Work to complete: Note each line that includes the word "Writing". Copy those lines.

Records for this exercise:
start
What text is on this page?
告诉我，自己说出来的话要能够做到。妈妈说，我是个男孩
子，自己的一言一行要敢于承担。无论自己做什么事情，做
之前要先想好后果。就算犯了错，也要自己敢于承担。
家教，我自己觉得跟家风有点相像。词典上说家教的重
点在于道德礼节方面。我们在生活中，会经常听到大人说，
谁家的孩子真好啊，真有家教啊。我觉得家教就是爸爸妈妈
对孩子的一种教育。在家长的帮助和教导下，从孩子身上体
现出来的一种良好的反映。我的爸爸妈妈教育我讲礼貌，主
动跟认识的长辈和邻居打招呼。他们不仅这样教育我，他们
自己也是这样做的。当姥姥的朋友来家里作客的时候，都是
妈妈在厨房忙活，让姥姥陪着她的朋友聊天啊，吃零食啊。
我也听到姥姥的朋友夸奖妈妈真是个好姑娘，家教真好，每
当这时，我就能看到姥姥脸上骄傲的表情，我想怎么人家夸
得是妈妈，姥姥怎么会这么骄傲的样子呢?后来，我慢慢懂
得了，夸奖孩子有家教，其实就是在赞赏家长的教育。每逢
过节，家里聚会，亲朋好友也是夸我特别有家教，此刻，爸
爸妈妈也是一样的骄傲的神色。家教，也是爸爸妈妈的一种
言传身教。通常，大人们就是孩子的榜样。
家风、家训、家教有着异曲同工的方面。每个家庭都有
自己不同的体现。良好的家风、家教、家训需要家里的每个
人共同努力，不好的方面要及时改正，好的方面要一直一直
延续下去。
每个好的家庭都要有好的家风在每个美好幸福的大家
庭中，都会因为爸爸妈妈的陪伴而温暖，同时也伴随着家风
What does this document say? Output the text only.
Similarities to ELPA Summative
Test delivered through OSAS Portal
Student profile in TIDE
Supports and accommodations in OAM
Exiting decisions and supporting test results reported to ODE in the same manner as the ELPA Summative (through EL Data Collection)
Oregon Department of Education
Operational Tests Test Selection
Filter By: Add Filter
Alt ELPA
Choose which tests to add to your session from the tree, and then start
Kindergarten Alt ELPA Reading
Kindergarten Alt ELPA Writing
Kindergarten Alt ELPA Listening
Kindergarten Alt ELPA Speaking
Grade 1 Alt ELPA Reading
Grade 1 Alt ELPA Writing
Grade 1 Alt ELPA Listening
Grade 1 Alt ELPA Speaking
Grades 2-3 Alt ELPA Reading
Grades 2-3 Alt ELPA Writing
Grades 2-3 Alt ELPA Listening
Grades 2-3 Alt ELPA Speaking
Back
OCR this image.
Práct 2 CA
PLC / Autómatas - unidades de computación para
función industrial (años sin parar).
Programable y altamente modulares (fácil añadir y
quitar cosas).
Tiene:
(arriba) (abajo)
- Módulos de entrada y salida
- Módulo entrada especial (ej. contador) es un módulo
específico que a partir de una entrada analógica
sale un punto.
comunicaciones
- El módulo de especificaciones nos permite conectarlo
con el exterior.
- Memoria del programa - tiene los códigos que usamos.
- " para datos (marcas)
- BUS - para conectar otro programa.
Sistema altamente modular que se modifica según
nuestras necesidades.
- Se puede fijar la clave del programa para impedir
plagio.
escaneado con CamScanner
end
Task result:
Kindergarten Alt ELPA Writing
Grade 1 Alt ELPA Writing
Grades 2-3 Alt ELPA Writing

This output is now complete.